_Required task_. Copy out every line that contains "name".

(Figure content listings)
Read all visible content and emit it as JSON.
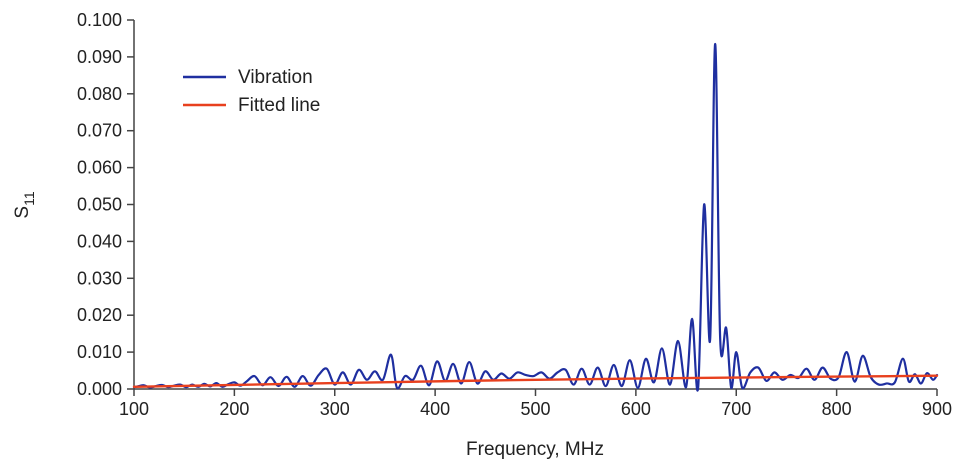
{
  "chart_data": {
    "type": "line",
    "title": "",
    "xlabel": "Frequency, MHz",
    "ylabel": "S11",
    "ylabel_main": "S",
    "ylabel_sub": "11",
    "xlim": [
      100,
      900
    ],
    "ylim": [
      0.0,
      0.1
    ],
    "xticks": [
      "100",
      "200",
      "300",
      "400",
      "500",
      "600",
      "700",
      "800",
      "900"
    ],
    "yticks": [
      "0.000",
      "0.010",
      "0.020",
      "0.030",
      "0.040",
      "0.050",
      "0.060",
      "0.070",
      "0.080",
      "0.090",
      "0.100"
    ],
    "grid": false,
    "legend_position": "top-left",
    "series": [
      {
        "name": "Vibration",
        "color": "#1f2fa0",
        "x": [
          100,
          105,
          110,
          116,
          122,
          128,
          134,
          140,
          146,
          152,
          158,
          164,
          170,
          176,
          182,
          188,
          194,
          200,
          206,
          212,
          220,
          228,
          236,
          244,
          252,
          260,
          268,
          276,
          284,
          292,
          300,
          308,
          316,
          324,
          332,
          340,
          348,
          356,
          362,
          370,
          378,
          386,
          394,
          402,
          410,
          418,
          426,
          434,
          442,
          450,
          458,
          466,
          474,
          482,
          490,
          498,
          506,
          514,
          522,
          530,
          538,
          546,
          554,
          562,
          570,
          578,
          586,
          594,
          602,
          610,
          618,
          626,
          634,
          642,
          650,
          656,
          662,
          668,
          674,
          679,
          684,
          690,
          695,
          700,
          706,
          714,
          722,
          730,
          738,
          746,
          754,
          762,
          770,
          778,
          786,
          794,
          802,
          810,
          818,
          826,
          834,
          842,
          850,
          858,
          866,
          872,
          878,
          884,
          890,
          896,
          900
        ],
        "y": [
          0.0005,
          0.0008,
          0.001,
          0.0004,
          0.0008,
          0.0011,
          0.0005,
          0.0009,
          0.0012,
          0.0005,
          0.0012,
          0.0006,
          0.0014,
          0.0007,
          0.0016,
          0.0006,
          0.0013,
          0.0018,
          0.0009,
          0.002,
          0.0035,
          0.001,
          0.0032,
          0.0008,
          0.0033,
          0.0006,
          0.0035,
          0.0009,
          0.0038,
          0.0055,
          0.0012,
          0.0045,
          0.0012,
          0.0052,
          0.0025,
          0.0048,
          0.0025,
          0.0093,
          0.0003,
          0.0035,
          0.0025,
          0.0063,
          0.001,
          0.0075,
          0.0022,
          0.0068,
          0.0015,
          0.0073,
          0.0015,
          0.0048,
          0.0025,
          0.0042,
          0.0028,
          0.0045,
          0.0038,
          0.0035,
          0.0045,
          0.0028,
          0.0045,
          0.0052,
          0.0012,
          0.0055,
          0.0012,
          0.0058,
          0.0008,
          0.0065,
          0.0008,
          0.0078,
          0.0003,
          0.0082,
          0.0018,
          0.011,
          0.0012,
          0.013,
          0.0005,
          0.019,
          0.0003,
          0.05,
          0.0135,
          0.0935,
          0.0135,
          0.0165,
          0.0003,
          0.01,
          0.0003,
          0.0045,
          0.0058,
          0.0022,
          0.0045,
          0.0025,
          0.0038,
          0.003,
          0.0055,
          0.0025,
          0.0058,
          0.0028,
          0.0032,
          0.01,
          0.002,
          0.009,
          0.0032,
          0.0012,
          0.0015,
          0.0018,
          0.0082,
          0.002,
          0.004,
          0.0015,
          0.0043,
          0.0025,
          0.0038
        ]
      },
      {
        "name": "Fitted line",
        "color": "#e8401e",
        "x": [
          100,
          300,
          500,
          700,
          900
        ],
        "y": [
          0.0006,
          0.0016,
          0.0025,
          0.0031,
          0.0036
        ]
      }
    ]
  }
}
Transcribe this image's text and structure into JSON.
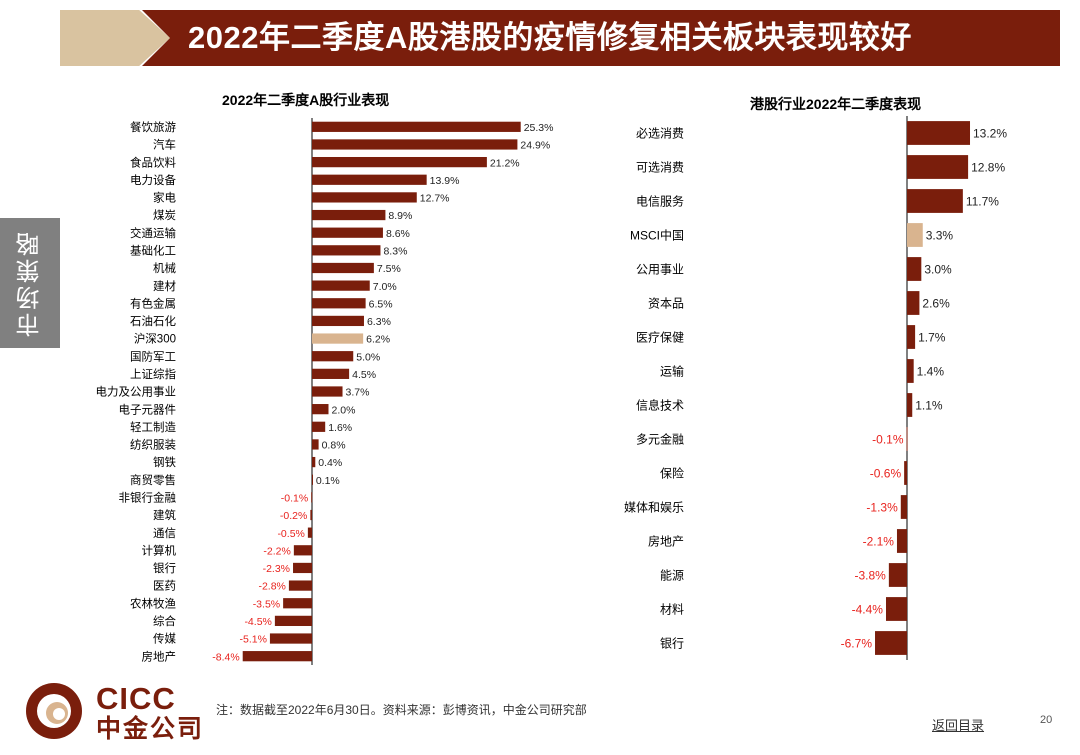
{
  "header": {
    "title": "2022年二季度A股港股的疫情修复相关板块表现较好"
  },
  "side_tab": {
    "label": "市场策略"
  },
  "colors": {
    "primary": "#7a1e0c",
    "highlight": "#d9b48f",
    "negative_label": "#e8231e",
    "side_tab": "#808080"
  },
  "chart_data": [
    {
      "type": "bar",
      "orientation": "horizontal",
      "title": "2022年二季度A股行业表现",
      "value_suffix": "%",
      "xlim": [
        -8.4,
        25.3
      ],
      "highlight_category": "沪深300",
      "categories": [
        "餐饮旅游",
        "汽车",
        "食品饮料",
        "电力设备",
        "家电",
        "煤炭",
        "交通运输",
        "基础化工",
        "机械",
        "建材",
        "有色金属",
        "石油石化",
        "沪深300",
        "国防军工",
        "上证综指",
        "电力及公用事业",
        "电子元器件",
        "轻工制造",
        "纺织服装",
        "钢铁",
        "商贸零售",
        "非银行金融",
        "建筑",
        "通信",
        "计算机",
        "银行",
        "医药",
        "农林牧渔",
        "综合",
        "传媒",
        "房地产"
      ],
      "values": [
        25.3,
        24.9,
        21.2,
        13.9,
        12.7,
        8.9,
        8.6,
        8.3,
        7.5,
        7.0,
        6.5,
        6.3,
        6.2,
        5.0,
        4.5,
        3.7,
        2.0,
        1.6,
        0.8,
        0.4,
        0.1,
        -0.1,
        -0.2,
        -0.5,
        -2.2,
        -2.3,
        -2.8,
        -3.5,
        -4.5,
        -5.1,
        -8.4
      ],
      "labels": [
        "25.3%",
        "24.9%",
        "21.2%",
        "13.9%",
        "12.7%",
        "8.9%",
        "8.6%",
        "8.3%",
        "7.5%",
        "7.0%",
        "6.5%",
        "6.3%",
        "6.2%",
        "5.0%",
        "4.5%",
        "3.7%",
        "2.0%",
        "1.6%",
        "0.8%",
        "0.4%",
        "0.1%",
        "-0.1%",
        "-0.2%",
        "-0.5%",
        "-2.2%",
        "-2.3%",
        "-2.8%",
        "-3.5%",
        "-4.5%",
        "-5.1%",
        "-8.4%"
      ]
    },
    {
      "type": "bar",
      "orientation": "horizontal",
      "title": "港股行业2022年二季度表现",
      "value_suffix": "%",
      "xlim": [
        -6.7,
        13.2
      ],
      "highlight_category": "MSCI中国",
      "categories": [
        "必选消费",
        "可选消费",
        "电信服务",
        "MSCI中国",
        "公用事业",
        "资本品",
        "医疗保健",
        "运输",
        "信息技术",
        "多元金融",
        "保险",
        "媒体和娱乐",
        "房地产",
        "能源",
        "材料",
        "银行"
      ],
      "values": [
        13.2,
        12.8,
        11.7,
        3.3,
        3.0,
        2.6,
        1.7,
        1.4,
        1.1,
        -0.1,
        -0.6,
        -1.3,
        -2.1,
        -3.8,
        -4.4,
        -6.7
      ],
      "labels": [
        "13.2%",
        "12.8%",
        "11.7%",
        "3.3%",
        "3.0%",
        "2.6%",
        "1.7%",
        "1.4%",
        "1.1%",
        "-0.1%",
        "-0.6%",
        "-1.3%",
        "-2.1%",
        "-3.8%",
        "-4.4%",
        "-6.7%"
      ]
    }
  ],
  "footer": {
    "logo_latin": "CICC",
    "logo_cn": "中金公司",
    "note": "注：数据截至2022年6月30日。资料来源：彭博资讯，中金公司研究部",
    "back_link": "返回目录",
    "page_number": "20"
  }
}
---
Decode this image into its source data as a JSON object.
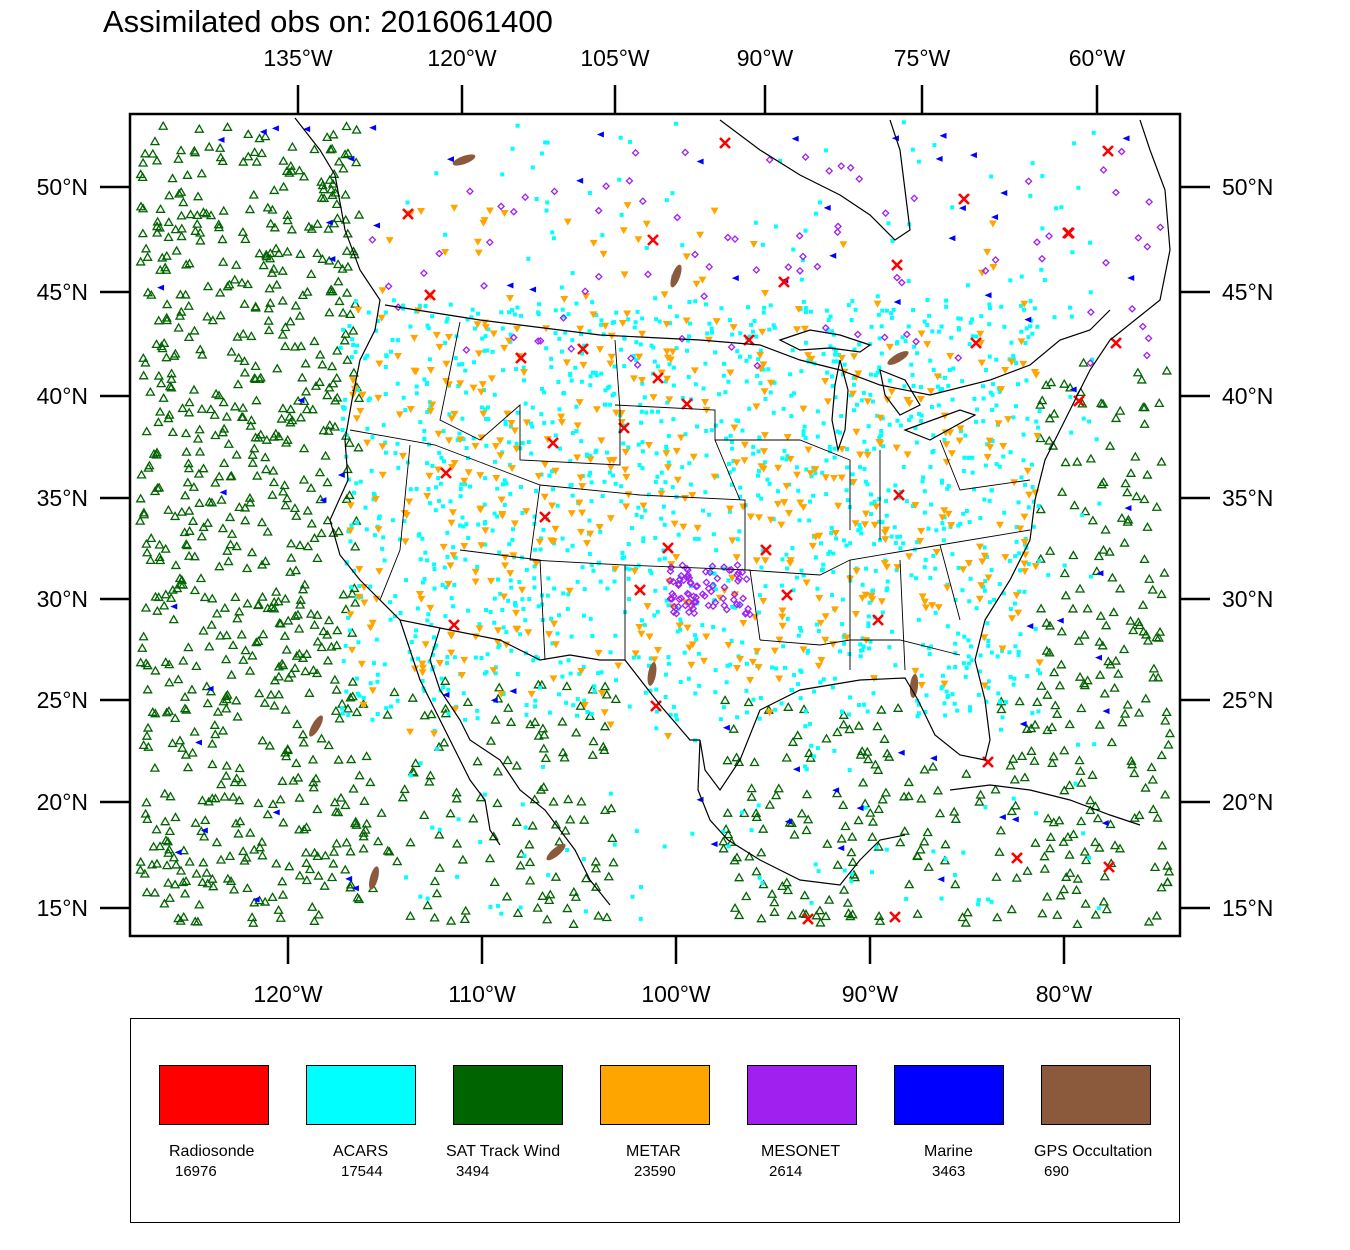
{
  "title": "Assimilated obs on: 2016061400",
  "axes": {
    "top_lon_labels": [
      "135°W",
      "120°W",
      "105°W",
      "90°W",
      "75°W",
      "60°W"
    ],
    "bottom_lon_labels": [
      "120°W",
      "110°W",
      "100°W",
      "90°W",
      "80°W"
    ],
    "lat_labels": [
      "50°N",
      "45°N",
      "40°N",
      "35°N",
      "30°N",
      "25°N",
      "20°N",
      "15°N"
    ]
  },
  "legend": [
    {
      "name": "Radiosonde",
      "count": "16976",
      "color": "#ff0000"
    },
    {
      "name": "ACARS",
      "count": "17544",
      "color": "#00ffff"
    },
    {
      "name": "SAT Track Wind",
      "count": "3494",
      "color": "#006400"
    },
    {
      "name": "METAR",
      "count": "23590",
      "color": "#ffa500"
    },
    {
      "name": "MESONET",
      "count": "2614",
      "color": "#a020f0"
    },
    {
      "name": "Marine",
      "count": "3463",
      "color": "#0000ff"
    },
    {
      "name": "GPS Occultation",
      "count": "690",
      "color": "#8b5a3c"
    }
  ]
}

_Exercise result_.
        "name": "Vibration",
        "name": "Fitted line",
      "name": "Radiosonde",
      "name": "ACARS",
      "name": "SAT Track Wind",
      "name": "METAR",
      "name": "MESONET",
      "name": "Marine",
      "name": "GPS Occultation",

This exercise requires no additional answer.